• [AVAILABLE DATA]

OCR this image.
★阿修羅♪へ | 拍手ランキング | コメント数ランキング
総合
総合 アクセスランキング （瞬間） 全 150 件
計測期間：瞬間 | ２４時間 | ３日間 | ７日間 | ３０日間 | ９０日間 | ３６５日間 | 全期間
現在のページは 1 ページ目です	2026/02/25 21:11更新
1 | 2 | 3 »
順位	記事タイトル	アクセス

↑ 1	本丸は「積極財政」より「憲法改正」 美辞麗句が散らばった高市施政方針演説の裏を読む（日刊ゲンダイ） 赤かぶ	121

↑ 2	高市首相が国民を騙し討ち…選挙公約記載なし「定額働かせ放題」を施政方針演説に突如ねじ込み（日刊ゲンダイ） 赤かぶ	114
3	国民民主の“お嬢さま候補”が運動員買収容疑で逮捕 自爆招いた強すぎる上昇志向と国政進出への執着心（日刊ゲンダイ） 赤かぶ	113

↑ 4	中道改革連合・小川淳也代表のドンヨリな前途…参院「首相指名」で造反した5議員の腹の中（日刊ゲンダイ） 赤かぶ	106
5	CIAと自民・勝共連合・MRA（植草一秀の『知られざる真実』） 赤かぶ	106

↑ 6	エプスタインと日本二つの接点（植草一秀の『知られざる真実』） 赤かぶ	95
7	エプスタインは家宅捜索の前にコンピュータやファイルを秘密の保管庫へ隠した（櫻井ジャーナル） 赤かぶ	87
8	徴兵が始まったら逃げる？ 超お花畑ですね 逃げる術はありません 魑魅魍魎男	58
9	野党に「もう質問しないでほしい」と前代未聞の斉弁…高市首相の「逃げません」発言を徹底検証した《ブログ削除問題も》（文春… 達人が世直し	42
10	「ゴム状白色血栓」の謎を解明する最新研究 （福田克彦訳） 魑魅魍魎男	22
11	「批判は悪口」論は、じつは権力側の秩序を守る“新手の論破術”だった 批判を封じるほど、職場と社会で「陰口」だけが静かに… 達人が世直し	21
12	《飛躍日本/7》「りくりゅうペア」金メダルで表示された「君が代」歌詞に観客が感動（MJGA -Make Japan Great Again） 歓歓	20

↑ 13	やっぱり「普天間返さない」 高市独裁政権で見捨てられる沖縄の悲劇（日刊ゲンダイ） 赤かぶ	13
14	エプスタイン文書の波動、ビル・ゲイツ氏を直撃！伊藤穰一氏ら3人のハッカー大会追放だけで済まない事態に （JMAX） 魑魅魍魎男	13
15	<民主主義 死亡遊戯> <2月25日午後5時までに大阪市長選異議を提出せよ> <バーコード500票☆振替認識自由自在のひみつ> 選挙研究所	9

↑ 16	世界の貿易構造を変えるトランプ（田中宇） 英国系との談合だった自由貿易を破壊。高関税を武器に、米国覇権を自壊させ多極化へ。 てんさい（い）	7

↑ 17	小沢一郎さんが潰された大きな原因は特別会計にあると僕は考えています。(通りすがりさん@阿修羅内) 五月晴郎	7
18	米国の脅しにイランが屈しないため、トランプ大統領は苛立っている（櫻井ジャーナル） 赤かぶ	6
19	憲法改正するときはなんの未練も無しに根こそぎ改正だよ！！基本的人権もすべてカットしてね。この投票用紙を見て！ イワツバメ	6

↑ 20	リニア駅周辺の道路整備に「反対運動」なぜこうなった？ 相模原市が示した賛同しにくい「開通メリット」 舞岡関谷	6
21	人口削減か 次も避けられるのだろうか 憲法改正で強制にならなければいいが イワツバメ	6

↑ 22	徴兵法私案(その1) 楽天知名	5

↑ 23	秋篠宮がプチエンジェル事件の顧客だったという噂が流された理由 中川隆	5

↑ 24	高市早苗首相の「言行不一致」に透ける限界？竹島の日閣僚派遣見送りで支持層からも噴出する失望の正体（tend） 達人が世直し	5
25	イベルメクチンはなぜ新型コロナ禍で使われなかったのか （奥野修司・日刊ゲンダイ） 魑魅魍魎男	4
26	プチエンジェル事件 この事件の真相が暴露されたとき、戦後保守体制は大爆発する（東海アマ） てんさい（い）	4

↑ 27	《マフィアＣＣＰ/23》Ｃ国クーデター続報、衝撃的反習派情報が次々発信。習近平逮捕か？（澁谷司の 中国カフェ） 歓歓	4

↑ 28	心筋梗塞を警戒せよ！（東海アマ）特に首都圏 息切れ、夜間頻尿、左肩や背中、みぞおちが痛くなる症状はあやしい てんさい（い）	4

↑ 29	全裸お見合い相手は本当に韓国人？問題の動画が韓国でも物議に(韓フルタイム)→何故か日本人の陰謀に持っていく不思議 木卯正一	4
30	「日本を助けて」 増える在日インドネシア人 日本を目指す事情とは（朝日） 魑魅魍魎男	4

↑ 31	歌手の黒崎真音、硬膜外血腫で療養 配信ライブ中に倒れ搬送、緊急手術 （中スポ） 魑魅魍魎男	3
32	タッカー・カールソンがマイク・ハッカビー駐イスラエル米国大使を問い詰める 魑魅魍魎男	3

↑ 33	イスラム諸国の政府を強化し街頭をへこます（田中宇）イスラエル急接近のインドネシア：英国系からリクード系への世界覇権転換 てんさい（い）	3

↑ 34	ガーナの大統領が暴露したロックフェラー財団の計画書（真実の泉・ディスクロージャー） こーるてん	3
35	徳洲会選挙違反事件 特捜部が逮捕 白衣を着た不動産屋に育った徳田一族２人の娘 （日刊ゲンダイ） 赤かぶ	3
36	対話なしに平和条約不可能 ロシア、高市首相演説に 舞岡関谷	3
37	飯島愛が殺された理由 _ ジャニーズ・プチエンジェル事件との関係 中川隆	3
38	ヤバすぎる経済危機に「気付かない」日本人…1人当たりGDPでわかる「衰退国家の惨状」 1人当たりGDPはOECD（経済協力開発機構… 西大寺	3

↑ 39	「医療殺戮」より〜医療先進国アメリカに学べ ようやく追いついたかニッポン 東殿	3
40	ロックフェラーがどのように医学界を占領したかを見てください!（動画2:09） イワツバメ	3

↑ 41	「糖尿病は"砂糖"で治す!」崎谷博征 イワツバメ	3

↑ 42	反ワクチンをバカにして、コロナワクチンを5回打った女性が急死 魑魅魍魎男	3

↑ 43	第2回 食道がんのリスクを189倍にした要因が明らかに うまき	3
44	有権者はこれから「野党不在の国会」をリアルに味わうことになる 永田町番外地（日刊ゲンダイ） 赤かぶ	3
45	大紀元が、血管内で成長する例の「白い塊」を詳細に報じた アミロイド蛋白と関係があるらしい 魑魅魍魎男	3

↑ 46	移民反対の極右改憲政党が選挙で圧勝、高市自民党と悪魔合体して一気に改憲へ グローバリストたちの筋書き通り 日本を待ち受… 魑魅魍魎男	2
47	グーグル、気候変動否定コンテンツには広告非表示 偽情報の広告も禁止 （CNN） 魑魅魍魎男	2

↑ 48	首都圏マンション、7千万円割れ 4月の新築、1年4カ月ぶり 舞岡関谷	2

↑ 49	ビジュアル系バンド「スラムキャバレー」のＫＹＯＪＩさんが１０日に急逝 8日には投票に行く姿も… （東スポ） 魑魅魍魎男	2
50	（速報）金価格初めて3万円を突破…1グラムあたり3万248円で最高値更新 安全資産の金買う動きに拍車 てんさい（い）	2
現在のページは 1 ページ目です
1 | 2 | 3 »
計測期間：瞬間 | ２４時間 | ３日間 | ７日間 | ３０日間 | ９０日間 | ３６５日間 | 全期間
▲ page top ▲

• [EXERCISE INSTRUCTIONS] Every line holding "櫻井ジャーナル" should be copied out.

• [ANSWER TO THIS PROBLEM]
7	エプスタインは家宅捜索の前にコンピュータやファイルを秘密の保管庫へ隠した（櫻井ジャーナル） 赤かぶ	87
18	米国の脅しにイランが屈しないため、トランプ大統領は苛立っている（櫻井ジャーナル） 赤かぶ	6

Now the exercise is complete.